Raw records:
════════════════════

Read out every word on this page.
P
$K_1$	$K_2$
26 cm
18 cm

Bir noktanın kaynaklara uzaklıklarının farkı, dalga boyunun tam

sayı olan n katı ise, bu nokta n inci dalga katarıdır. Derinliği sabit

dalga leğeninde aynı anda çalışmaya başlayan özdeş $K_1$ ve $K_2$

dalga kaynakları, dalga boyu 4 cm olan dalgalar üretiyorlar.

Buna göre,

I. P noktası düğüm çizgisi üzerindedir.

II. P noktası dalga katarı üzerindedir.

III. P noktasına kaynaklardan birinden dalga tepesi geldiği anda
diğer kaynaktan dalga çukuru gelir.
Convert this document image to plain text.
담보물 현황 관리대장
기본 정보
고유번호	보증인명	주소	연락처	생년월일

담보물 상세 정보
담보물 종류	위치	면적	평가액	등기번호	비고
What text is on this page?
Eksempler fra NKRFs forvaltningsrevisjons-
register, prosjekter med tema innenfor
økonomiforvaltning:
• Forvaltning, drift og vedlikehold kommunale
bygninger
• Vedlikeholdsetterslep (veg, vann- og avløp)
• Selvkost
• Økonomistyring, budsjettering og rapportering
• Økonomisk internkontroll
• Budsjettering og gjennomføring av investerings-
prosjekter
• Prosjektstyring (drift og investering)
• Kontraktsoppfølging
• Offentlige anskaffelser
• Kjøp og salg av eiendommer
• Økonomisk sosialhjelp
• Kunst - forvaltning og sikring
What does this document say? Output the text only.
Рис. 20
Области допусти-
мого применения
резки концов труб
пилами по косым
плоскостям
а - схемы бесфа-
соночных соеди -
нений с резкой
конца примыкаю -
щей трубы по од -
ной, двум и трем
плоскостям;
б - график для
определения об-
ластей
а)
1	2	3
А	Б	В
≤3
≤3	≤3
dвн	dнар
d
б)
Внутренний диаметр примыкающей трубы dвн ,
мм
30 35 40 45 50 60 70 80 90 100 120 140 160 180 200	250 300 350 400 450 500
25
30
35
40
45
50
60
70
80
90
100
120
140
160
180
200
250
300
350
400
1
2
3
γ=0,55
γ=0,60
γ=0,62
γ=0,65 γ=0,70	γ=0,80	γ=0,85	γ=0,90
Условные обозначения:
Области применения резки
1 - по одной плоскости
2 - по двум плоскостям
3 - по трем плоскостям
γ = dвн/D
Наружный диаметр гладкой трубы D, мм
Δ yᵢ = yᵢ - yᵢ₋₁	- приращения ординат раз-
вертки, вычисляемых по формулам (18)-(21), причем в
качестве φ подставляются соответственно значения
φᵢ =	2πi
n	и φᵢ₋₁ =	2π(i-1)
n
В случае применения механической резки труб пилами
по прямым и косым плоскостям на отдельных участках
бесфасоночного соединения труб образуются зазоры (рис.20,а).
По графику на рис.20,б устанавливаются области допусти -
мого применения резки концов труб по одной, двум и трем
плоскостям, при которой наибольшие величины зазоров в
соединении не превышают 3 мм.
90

════════════════════

• **TO DO**
Every line that holds the word "dalga" should be extracted.

• **ANSWER TO THE TASK**
Bir noktanın kaynaklara uzaklıklarının farkı, dalga boyunun tam
sayı olan n katı ise, bu nokta n inci dalga katarıdır. Derinliği sabit
dalga leğeninde aynı anda çalışmaya başlayan özdeş $K_1$ ve $K_2$
dalga kaynakları, dalga boyu 4 cm olan dalgalar üretiyorlar.
II. P noktası dalga katarı üzerindedir.
III. P noktasına kaynaklardan birinden dalga tepesi geldiği anda
diğer kaynaktan dalga çukuru gelir.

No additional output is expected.